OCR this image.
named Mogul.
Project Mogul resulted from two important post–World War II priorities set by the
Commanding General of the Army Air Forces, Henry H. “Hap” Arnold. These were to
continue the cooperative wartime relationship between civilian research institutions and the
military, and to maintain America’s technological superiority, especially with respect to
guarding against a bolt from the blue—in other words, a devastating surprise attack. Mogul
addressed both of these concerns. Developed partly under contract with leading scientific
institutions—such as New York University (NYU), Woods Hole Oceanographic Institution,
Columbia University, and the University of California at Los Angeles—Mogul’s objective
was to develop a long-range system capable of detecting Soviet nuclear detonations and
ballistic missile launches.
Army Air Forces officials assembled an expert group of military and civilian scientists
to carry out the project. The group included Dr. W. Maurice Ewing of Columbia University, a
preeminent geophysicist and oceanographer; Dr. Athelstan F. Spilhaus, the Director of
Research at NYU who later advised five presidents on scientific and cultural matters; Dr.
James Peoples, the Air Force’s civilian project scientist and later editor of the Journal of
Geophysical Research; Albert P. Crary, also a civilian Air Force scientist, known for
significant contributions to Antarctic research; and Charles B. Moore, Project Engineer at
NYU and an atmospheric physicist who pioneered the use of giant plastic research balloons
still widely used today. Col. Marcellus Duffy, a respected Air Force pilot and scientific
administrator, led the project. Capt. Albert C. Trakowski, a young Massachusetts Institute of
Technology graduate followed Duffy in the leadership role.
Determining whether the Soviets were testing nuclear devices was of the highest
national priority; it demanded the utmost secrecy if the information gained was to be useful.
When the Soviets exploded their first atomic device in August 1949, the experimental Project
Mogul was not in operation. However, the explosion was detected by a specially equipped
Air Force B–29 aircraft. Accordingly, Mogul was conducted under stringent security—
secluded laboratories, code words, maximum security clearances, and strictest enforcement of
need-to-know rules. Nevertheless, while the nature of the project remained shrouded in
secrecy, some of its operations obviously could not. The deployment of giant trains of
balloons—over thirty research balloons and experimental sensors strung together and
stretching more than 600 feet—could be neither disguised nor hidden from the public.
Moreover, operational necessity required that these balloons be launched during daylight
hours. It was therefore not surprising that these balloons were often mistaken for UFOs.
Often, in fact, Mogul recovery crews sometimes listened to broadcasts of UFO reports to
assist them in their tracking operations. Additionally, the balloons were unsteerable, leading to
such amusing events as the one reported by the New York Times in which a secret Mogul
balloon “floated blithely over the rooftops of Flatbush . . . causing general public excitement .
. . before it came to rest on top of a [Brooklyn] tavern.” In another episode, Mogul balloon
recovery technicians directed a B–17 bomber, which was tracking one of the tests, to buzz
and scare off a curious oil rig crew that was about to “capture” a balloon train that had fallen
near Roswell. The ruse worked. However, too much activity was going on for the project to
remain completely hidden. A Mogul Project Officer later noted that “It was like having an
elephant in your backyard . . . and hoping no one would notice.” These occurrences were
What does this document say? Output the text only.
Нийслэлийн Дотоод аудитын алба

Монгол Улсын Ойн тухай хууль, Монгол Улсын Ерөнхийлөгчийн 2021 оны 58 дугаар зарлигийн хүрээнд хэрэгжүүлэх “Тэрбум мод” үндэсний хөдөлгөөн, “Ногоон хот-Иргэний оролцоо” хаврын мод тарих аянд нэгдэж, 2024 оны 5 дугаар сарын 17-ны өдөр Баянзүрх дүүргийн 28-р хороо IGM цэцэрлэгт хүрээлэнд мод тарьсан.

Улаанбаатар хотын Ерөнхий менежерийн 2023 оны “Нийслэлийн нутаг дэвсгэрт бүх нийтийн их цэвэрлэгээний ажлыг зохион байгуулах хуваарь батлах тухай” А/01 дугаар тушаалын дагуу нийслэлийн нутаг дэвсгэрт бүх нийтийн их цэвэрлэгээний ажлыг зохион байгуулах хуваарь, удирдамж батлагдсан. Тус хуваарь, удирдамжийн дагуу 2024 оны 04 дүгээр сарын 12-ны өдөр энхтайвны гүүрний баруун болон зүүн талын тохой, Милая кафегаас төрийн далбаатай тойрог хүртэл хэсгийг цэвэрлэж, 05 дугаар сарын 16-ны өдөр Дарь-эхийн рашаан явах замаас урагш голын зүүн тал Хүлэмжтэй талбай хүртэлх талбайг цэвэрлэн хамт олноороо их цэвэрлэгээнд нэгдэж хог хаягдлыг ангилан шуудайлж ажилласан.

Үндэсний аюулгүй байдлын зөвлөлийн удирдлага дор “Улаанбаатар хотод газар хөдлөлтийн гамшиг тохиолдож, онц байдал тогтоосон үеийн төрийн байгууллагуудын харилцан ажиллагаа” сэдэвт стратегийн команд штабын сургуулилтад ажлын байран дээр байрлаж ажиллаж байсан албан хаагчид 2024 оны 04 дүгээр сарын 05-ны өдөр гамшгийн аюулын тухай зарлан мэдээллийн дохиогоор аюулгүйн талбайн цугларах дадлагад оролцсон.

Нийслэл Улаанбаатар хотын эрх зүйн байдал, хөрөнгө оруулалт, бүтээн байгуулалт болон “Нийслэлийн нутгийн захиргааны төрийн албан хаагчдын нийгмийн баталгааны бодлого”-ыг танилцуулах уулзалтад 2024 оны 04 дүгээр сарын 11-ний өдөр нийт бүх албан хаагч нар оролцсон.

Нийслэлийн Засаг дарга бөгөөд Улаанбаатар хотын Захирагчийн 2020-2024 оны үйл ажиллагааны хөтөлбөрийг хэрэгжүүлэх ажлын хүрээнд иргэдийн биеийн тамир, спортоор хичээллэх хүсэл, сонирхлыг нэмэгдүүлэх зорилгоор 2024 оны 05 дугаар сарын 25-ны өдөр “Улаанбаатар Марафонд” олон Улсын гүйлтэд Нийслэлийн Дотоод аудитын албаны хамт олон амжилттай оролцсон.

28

■ Do this: Gather all the lines that include the word "security" and copy them out.

■ Output:
Air Force B–29 aircraft. Accordingly, Mogul was conducted under stringent security—
secluded laboratories, code words, maximum security clearances, and strictest enforcement of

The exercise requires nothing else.